■ **WRITTEN TASK**:
Count how many lines of the data include "recht". The answer is that number and nothing else.

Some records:
++++++

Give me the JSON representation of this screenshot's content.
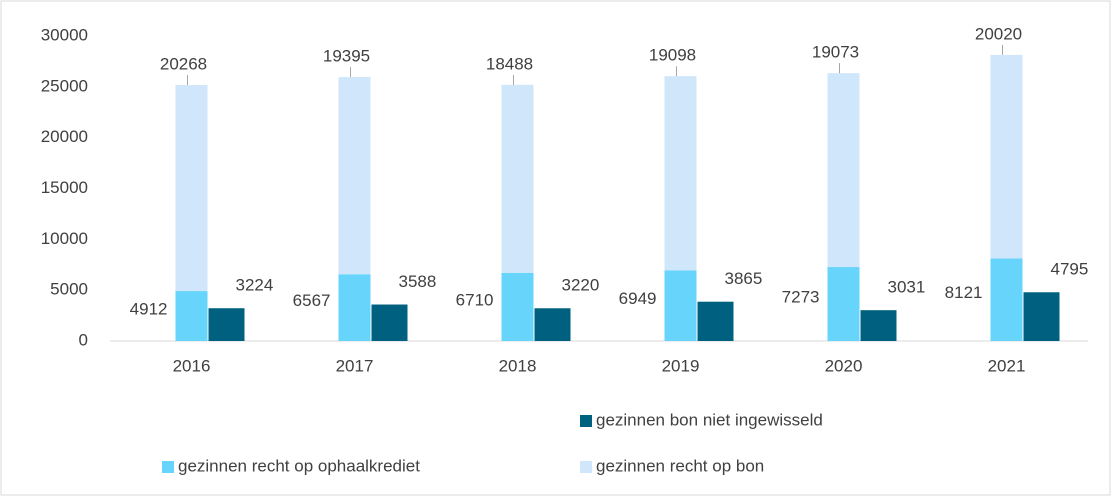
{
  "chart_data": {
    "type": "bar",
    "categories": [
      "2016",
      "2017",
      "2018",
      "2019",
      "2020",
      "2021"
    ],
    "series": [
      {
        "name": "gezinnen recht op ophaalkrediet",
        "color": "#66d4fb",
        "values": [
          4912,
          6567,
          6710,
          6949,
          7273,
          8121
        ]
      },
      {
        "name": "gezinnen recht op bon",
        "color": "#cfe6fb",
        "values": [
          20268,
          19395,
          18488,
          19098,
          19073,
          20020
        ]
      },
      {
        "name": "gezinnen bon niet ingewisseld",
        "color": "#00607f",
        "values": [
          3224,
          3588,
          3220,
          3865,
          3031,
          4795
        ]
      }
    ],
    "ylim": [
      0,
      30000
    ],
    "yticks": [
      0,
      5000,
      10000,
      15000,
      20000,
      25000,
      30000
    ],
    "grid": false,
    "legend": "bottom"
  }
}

++++++

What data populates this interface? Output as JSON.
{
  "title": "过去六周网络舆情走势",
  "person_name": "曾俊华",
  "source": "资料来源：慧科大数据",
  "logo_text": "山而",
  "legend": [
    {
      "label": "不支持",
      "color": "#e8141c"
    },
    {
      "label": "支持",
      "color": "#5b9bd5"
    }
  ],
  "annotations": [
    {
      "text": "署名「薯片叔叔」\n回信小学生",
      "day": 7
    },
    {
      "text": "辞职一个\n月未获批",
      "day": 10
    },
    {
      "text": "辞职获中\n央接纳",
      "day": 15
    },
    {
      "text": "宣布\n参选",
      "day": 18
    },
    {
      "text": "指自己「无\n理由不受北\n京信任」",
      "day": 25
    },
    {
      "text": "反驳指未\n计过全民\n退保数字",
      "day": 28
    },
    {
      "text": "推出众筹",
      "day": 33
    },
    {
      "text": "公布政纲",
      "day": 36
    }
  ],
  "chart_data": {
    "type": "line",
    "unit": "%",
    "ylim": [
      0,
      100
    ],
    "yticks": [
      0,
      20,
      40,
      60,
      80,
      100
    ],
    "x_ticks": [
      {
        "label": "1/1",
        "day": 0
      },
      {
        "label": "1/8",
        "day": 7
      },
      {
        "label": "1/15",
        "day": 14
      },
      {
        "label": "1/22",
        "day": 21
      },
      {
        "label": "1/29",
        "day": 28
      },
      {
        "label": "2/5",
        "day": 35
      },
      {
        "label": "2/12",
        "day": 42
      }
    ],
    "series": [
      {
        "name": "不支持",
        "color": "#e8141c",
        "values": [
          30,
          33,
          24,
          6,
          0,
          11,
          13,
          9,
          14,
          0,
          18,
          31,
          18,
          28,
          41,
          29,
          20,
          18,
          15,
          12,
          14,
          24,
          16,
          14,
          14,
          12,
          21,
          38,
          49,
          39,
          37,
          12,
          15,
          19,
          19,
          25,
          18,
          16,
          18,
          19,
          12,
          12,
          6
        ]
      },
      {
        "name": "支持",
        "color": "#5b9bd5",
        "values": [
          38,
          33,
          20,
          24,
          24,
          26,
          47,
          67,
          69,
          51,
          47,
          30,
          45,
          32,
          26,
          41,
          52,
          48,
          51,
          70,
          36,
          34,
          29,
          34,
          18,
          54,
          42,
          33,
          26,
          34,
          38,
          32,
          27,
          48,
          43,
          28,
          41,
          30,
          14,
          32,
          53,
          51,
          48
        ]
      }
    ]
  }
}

++++++

■ **THE OUTPUT**:
2